### What to produce
Images excluded, repeat each entry below exactly.

[Records that describe figures]
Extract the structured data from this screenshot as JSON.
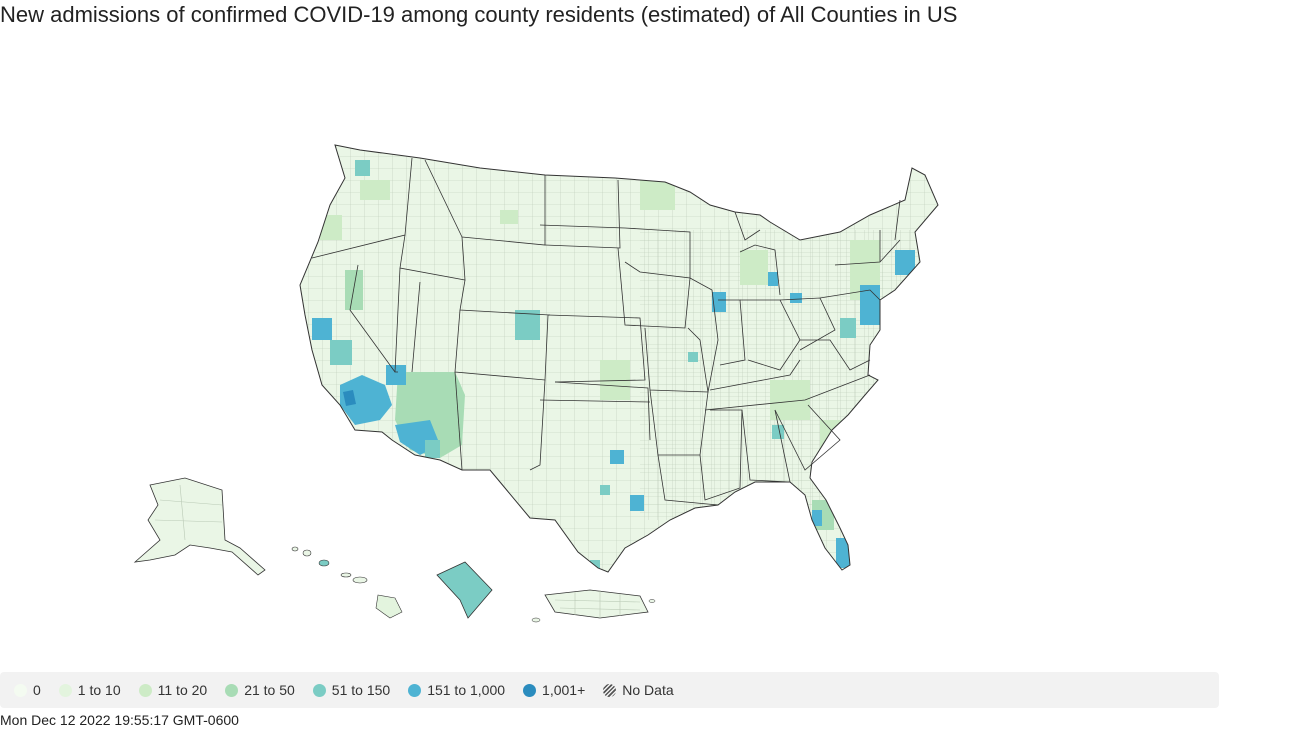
{
  "title": "New admissions of confirmed COVID-19 among county residents (estimated) of All Counties in US",
  "timestamp": "Mon Dec 12 2022 19:55:17 GMT-0600",
  "legend": [
    {
      "label": "0",
      "color": "#f4fbf1"
    },
    {
      "label": "1 to 10",
      "color": "#e3f4de"
    },
    {
      "label": "11 to 20",
      "color": "#cdebc6"
    },
    {
      "label": "21 to 50",
      "color": "#a8dcb5"
    },
    {
      "label": "51 to 150",
      "color": "#7bccc4"
    },
    {
      "label": "151 to 1,000",
      "color": "#4eb3d3"
    },
    {
      "label": "1,001+",
      "color": "#2b8cbe"
    }
  ],
  "no_data_label": "No Data",
  "colors": {
    "border": "#333333",
    "county_border": "#bcbcbc",
    "legend_bg": "#f2f2f2"
  }
}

### The answer
Extract the structured data from this screenshot as JSON.
{
  "title": "New admissions of confirmed COVID-19 among county residents (estimated) of All Counties in US",
  "timestamp": "Mon Dec 12 2022 19:55:17 GMT-0600",
  "legend": [
    {
      "label": "0",
      "color": "#f4fbf1"
    },
    {
      "label": "1 to 10",
      "color": "#e3f4de"
    },
    {
      "label": "11 to 20",
      "color": "#cdebc6"
    },
    {
      "label": "21 to 50",
      "color": "#a8dcb5"
    },
    {
      "label": "51 to 150",
      "color": "#7bccc4"
    },
    {
      "label": "151 to 1,000",
      "color": "#4eb3d3"
    },
    {
      "label": "1,001+",
      "color": "#2b8cbe"
    }
  ],
  "no_data_label": "No Data",
  "colors": {
    "border": "#333333",
    "county_border": "#bcbcbc",
    "legend_bg": "#f2f2f2"
  }
}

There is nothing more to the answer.